===== Input records =====
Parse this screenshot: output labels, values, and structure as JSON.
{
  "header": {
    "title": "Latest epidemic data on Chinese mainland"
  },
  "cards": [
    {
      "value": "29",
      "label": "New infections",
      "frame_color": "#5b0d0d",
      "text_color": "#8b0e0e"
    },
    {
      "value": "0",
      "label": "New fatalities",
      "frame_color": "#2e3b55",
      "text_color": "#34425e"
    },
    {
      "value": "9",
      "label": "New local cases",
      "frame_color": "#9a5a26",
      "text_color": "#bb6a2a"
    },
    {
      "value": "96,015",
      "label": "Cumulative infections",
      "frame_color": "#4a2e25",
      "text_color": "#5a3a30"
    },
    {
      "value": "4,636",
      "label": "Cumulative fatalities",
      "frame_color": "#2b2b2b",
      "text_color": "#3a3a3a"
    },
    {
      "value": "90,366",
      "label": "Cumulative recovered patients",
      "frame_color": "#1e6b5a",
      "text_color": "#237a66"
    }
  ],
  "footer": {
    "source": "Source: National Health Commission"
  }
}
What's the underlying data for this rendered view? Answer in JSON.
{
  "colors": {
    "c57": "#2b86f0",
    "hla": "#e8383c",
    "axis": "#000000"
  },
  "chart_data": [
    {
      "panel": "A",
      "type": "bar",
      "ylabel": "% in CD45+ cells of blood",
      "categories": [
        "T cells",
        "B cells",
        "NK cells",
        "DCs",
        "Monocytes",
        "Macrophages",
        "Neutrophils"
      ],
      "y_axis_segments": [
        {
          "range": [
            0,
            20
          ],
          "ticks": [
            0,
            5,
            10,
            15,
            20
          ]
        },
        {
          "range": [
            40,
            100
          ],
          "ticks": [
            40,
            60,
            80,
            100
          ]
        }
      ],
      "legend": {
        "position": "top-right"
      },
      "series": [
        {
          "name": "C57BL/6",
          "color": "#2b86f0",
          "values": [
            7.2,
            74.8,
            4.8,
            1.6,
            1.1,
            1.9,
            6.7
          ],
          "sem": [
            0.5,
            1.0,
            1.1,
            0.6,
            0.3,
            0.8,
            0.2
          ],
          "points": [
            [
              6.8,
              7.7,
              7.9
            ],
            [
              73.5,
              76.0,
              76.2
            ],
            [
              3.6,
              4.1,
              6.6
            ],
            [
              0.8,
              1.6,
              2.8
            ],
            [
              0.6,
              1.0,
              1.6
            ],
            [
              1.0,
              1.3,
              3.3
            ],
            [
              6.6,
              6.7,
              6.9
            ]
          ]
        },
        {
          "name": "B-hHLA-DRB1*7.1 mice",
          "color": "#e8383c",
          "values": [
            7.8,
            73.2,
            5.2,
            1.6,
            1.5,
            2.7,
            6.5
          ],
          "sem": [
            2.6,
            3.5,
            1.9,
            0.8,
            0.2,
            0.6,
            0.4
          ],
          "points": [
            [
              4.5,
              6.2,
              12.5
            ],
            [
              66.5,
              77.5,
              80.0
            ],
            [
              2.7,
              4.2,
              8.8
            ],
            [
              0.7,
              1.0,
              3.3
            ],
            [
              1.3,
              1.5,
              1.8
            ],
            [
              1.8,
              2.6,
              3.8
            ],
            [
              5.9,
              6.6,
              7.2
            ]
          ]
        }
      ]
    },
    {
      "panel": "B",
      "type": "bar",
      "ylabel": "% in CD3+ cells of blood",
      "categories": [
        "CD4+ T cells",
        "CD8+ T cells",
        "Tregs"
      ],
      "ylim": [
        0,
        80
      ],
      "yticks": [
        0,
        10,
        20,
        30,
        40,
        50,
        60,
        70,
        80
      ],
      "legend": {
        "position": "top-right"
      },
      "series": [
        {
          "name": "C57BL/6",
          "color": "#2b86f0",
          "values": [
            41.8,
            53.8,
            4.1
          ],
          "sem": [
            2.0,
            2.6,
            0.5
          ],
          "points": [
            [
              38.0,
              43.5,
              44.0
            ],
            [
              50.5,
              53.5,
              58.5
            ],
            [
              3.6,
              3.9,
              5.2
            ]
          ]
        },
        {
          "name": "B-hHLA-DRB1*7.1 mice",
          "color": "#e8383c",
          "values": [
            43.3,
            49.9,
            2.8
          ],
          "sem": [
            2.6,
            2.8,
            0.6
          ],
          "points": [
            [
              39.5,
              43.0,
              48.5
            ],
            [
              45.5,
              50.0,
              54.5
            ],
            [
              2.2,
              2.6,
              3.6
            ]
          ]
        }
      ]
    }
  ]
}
=====
— What to do —
Scan the listing for the string "blood", then copy every line where it appears.

— Answer section —
      "ylabel": "% in CD45+ cells of blood",
      "ylabel": "% in CD3+ cells of blood",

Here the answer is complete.